◆ **DIRECTIONS**:
Repeat all entries exactly.

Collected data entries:

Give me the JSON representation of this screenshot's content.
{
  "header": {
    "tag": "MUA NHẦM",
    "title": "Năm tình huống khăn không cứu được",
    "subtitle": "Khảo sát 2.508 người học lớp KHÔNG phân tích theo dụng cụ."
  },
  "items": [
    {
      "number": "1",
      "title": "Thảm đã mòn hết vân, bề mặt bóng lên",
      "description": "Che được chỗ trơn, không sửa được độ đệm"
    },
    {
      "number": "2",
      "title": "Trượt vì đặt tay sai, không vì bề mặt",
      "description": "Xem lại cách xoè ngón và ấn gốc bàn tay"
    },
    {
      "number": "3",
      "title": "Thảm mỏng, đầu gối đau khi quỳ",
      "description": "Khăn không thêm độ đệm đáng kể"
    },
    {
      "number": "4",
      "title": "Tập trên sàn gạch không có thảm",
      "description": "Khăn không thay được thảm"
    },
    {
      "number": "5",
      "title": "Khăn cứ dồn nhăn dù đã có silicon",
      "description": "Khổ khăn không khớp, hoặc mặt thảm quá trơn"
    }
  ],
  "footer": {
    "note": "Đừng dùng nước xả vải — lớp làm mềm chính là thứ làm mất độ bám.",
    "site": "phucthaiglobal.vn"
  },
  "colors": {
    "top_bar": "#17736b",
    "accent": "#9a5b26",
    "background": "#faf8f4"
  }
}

◆ **THE REPLY**:
Give me the JSON representation of this screenshot's content.
{
  "header": {
    "tag": "MUA NHẦM",
    "title": "Năm tình huống khăn không cứu được",
    "subtitle": "Khảo sát 2.508 người học lớp KHÔNG phân tích theo dụng cụ."
  },
  "items": [
    {
      "number": "1",
      "title": "Thảm đã mòn hết vân, bề mặt bóng lên",
      "description": "Che được chỗ trơn, không sửa được độ đệm"
    },
    {
      "number": "2",
      "title": "Trượt vì đặt tay sai, không vì bề mặt",
      "description": "Xem lại cách xoè ngón và ấn gốc bàn tay"
    },
    {
      "number": "3",
      "title": "Thảm mỏng, đầu gối đau khi quỳ",
      "description": "Khăn không thêm độ đệm đáng kể"
    },
    {
      "number": "4",
      "title": "Tập trên sàn gạch không có thảm",
      "description": "Khăn không thay được thảm"
    },
    {
      "number": "5",
      "title": "Khăn cứ dồn nhăn dù đã có silicon",
      "description": "Khổ khăn không khớp, hoặc mặt thảm quá trơn"
    }
  ],
  "footer": {
    "note": "Đừng dùng nước xả vải — lớp làm mềm chính là thứ làm mất độ bám.",
    "site": "phucthaiglobal.vn"
  },
  "colors": {
    "top_bar": "#17736b",
    "accent": "#9a5b26",
    "background": "#faf8f4"
  }
}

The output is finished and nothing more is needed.